> **REQUIREMENT**
Without altering anything, output the material below.

* start *

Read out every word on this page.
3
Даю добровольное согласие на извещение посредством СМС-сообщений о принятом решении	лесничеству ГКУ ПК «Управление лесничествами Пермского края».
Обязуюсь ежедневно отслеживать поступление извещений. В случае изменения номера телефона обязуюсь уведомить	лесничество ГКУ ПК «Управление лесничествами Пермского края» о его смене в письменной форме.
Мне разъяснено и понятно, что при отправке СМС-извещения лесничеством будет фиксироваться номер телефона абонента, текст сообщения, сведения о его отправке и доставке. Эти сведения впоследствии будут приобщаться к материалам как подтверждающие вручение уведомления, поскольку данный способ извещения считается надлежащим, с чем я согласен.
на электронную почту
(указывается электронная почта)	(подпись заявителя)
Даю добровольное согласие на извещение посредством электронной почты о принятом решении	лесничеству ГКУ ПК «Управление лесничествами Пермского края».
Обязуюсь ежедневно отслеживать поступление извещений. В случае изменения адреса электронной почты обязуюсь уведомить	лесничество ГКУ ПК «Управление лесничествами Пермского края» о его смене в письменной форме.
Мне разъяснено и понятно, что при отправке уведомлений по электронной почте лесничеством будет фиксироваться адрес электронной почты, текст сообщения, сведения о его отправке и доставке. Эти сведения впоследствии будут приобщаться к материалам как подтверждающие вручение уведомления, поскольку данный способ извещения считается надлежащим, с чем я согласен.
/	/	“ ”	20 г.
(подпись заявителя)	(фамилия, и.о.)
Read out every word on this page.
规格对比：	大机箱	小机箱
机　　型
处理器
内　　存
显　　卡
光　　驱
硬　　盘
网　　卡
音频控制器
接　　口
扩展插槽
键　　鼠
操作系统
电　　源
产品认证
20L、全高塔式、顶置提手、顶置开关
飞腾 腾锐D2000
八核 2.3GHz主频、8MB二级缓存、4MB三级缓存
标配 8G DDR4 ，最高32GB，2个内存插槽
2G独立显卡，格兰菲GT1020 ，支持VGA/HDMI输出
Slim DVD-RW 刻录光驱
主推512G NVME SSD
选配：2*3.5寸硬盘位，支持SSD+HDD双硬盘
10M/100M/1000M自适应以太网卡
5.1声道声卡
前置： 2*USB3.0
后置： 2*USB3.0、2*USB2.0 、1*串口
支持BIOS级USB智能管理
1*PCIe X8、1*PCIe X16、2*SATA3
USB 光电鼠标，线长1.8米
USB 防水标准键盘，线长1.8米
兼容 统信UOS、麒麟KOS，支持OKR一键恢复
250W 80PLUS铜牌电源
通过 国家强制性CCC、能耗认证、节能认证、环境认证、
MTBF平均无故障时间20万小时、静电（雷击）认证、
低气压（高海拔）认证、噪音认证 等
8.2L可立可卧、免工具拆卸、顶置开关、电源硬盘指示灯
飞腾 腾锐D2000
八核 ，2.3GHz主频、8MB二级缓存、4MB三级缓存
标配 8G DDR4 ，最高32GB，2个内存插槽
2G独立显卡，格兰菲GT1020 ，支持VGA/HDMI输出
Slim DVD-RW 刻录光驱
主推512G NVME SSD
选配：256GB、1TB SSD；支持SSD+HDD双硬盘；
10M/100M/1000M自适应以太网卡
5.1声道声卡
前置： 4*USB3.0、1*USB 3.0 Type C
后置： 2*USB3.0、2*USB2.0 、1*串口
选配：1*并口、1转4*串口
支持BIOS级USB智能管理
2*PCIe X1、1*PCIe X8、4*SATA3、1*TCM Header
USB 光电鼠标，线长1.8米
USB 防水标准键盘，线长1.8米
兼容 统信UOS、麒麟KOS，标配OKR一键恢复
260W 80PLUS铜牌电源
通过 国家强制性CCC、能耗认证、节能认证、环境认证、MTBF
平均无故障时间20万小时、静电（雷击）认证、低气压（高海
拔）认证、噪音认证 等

* end *

> **ANSWER FOR THE TASK**
Read out every word on this page.
3
Даю добровольное согласие на извещение посредством СМС-сообщений о принятом решении	лесничеству ГКУ ПК «Управление лесничествами Пермского края».
Обязуюсь ежедневно отслеживать поступление извещений. В случае изменения номера телефона обязуюсь уведомить	лесничество ГКУ ПК «Управление лесничествами Пермского края» о его смене в письменной форме.
Мне разъяснено и понятно, что при отправке СМС-извещения лесничеством будет фиксироваться номер телефона абонента, текст сообщения, сведения о его отправке и доставке. Эти сведения впоследствии будут приобщаться к материалам как подтверждающие вручение уведомления, поскольку данный способ извещения считается надлежащим, с чем я согласен.
на электронную почту
(указывается электронная почта)	(подпись заявителя)
Даю добровольное согласие на извещение посредством электронной почты о принятом решении	лесничеству ГКУ ПК «Управление лесничествами Пермского края».
Обязуюсь ежедневно отслеживать поступление извещений. В случае изменения адреса электронной почты обязуюсь уведомить	лесничество ГКУ ПК «Управление лесничествами Пермского края» о его смене в письменной форме.
Мне разъяснено и понятно, что при отправке уведомлений по электронной почте лесничеством будет фиксироваться адрес электронной почты, текст сообщения, сведения о его отправке и доставке. Эти сведения впоследствии будут приобщаться к материалам как подтверждающие вручение уведомления, поскольку данный способ извещения считается надлежащим, с чем я согласен.
/	/	“ ”	20 г.
(подпись заявителя)	(фамилия, и.о.)
Read out every word on this page.
规格对比：	大机箱	小机箱
机　　型
处理器
内　　存
显　　卡
光　　驱
硬　　盘
网　　卡
音频控制器
接　　口
扩展插槽
键　　鼠
操作系统
电　　源
产品认证
20L、全高塔式、顶置提手、顶置开关
飞腾 腾锐D2000
八核 2.3GHz主频、8MB二级缓存、4MB三级缓存
标配 8G DDR4 ，最高32GB，2个内存插槽
2G独立显卡，格兰菲GT1020 ，支持VGA/HDMI输出
Slim DVD-RW 刻录光驱
主推512G NVME SSD
选配：2*3.5寸硬盘位，支持SSD+HDD双硬盘
10M/100M/1000M自适应以太网卡
5.1声道声卡
前置： 2*USB3.0
后置： 2*USB3.0、2*USB2.0 、1*串口
支持BIOS级USB智能管理
1*PCIe X8、1*PCIe X16、2*SATA3
USB 光电鼠标，线长1.8米
USB 防水标准键盘，线长1.8米
兼容 统信UOS、麒麟KOS，支持OKR一键恢复
250W 80PLUS铜牌电源
通过 国家强制性CCC、能耗认证、节能认证、环境认证、
MTBF平均无故障时间20万小时、静电（雷击）认证、
低气压（高海拔）认证、噪音认证 等
8.2L可立可卧、免工具拆卸、顶置开关、电源硬盘指示灯
飞腾 腾锐D2000
八核 ，2.3GHz主频、8MB二级缓存、4MB三级缓存
标配 8G DDR4 ，最高32GB，2个内存插槽
2G独立显卡，格兰菲GT1020 ，支持VGA/HDMI输出
Slim DVD-RW 刻录光驱
主推512G NVME SSD
选配：256GB、1TB SSD；支持SSD+HDD双硬盘；
10M/100M/1000M自适应以太网卡
5.1声道声卡
前置： 4*USB3.0、1*USB 3.0 Type C
后置： 2*USB3.0、2*USB2.0 、1*串口
选配：1*并口、1转4*串口
支持BIOS级USB智能管理
2*PCIe X1、1*PCIe X8、4*SATA3、1*TCM Header
USB 光电鼠标，线长1.8米
USB 防水标准键盘，线长1.8米
兼容 统信UOS、麒麟KOS，标配OKR一键恢复
260W 80PLUS铜牌电源
通过 国家强制性CCC、能耗认证、节能认证、环境认证、MTBF
平均无故障时间20万小时、静电（雷击）认证、低气压（高海
拔）认证、噪音认证 等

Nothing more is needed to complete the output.